__Texte__
╔══
Bleda ou Bléda (mort vers 444 ou 445)

Roi hun de 435 à sa mort

Extension maximale de l'emprise hunnique en Europe vers 450.Il succède avec son frère Attila à leur oncle Ruga , il régna sur la partie orientale de l’empire hunnique [1].

Les éléments conservés sur Bréda proviennent essentiellement de “l’Histoire des Goths” de l’auteur byzantin du 6ème siècle Jordanès qui les reprend de l’historien et diplomate grec Priscus , contemporain des évènements. On trouve également des éléments dans les Chronique universelle de Prosper d’Aquitaine et dans la “Chronographie” de Théophane le Confesseur.

Bleda est le fils du prince Moundzouk et le frère ainé d’Attila. Lorsque les deux frères succèdent vers 435 comme rois des Huns à leur oncle Ruga, il semble que l’aîné se voit confier la partie orientale de l’empire hunnique et occupe vraisemblablement la place prédominante dans l’association comme roi principal dans la mesure où il est seul mentionné dans “la Chronica Gallica” [2] de 452. On sait qu’à l’instar de son frère, il a eu plusieurs épouses, probablement dans une stratégie politique d’alliances matrimoniales permettant aux 2 souverains de s’attirer le soutien des chefs huns de second rang.
╚══
[Données de placement des éléments]
╔══
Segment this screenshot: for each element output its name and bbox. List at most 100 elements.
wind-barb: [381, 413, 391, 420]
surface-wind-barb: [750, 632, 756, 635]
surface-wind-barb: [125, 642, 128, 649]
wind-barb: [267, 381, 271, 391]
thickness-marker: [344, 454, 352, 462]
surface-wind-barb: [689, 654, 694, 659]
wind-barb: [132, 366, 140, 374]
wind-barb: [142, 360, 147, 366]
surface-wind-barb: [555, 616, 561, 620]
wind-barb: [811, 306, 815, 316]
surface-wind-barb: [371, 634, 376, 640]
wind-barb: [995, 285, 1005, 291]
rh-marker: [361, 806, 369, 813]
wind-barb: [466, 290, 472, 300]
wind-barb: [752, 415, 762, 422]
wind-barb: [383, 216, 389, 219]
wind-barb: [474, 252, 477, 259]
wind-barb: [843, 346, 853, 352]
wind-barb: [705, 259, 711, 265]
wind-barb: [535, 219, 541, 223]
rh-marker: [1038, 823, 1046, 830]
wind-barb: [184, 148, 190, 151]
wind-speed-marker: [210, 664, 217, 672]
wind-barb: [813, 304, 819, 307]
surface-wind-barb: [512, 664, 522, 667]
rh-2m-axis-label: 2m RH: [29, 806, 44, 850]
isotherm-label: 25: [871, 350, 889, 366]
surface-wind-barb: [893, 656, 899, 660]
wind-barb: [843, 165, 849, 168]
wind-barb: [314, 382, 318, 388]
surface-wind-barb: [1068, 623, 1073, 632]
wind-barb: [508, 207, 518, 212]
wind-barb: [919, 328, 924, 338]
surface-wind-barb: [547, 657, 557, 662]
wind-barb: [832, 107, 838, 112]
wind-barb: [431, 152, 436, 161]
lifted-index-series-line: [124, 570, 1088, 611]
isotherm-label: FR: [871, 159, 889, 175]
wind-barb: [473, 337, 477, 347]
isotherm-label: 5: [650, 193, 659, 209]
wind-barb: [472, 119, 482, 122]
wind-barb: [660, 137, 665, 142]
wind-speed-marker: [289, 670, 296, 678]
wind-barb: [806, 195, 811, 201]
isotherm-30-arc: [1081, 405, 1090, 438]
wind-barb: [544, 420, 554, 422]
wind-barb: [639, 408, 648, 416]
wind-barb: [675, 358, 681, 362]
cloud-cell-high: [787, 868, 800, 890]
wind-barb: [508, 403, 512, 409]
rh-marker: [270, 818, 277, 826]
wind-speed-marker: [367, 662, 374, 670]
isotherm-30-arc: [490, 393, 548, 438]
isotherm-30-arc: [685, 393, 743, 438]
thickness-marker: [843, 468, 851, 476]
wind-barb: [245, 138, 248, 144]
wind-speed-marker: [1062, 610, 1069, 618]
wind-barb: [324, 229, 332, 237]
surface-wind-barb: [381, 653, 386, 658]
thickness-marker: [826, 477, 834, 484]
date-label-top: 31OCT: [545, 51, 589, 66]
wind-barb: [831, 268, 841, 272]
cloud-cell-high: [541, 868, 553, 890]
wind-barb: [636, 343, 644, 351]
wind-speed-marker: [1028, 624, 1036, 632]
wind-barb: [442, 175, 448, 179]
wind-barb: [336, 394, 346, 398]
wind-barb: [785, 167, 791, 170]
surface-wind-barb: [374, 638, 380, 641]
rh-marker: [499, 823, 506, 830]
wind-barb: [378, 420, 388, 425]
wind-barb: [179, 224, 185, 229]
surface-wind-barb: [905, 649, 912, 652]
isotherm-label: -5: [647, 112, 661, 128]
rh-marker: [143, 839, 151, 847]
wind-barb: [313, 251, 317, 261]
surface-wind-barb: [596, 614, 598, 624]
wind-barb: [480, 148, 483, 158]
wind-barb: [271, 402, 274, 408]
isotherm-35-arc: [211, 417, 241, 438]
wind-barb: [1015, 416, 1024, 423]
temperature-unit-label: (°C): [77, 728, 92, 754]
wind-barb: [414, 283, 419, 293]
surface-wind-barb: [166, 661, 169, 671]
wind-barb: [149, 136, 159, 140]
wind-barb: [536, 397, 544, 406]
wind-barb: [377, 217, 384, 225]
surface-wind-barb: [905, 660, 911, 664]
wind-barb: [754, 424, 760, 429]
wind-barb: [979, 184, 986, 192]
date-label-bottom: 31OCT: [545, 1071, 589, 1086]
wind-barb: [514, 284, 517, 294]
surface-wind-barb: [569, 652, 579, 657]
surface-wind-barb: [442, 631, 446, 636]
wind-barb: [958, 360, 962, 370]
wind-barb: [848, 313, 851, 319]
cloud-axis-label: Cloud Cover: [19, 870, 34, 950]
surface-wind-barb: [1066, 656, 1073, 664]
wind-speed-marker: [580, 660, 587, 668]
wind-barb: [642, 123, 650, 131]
╚══
__Consigne__
D'après le texte sur Bleda, de qui Bleda est-il le fils ? Fondez-vous uniquement sur le texte.

__Réponse__
Bleda est le fils du prince Moundzouk.